▶ **WHAT IS ASKED**
Could you copy every line from the material below in which "these" appears?

>> START

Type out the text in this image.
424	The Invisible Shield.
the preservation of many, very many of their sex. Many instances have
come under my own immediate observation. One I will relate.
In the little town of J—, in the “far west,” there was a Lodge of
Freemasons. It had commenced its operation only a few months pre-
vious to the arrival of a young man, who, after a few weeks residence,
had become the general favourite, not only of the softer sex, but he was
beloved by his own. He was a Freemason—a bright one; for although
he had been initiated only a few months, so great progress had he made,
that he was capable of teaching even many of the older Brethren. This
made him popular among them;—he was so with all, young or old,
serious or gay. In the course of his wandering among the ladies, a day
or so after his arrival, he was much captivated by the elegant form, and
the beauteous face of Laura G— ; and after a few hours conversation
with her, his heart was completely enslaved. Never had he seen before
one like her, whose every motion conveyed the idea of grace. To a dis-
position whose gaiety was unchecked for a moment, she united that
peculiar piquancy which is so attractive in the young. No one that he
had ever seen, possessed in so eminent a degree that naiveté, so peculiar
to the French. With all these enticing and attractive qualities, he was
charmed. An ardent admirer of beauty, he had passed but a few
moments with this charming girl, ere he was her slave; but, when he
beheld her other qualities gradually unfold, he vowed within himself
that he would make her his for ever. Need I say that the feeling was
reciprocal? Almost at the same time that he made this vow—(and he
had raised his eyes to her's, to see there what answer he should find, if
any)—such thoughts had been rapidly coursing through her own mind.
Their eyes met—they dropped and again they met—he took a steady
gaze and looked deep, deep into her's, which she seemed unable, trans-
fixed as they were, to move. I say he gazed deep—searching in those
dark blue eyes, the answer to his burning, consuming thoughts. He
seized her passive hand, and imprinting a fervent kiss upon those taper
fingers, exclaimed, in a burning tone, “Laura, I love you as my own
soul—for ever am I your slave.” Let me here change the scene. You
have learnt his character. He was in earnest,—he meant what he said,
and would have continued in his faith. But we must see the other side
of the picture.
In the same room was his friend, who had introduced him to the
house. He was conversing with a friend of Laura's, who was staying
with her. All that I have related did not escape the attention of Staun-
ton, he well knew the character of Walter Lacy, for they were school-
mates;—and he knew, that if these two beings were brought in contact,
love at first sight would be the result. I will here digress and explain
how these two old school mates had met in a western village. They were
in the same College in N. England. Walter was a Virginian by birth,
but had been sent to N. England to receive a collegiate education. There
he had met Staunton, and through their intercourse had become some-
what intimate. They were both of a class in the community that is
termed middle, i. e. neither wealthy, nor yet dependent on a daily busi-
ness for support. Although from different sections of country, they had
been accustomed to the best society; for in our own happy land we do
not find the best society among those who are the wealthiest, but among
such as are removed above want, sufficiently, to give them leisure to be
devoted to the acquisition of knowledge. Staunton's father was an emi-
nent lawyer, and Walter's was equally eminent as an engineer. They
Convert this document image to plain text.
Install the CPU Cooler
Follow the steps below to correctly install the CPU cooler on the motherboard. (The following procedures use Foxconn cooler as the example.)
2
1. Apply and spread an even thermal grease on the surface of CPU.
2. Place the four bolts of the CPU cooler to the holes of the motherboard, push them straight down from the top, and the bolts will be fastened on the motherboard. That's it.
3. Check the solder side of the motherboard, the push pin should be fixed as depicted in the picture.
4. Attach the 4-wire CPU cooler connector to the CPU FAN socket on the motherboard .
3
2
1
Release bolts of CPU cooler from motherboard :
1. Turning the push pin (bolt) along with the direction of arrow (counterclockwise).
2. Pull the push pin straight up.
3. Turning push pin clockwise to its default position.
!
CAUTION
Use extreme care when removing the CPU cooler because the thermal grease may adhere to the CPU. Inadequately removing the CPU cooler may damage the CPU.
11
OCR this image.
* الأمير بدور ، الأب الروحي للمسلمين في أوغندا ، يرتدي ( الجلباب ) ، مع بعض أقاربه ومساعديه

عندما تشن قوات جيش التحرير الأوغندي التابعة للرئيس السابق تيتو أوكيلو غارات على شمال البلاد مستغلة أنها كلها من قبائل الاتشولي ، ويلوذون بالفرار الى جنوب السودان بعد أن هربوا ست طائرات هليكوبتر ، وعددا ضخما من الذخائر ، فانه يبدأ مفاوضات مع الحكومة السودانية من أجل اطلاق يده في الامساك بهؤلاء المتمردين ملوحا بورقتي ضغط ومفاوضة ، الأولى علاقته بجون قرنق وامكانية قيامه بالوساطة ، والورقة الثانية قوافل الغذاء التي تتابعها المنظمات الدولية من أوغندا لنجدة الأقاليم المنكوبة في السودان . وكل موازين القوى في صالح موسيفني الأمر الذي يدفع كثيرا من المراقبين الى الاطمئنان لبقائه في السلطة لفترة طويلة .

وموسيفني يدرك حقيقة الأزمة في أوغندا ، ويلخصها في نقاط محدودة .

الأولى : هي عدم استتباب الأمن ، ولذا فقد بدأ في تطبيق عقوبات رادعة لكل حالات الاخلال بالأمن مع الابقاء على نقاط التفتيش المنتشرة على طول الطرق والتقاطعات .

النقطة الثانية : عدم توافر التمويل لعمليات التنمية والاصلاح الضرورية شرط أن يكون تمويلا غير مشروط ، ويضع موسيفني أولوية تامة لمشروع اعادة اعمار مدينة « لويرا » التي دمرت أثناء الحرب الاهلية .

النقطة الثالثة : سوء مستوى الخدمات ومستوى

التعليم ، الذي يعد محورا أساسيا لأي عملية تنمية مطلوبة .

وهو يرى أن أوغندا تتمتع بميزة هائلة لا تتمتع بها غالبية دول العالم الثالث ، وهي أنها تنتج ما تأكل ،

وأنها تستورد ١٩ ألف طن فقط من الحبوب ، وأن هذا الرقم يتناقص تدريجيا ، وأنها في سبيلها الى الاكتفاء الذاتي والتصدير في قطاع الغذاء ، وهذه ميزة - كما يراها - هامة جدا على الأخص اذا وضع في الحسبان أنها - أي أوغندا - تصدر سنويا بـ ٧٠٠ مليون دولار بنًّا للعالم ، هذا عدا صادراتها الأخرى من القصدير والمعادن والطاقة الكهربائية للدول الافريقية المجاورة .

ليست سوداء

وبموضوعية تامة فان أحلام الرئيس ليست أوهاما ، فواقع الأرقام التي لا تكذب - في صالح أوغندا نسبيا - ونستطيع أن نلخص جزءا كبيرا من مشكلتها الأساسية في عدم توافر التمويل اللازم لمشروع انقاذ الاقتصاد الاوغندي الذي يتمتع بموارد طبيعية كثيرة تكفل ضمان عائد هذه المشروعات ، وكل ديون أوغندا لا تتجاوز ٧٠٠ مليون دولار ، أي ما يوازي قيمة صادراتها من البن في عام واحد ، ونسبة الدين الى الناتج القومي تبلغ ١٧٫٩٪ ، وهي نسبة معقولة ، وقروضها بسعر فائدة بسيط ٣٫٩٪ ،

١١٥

>> END

▶ **RESULT**
to the French. With all these enticing and attractive qualities, he was
mates;—and he knew, that if these two beings were brought in contact,
how these two old school mates had met in a western village. They were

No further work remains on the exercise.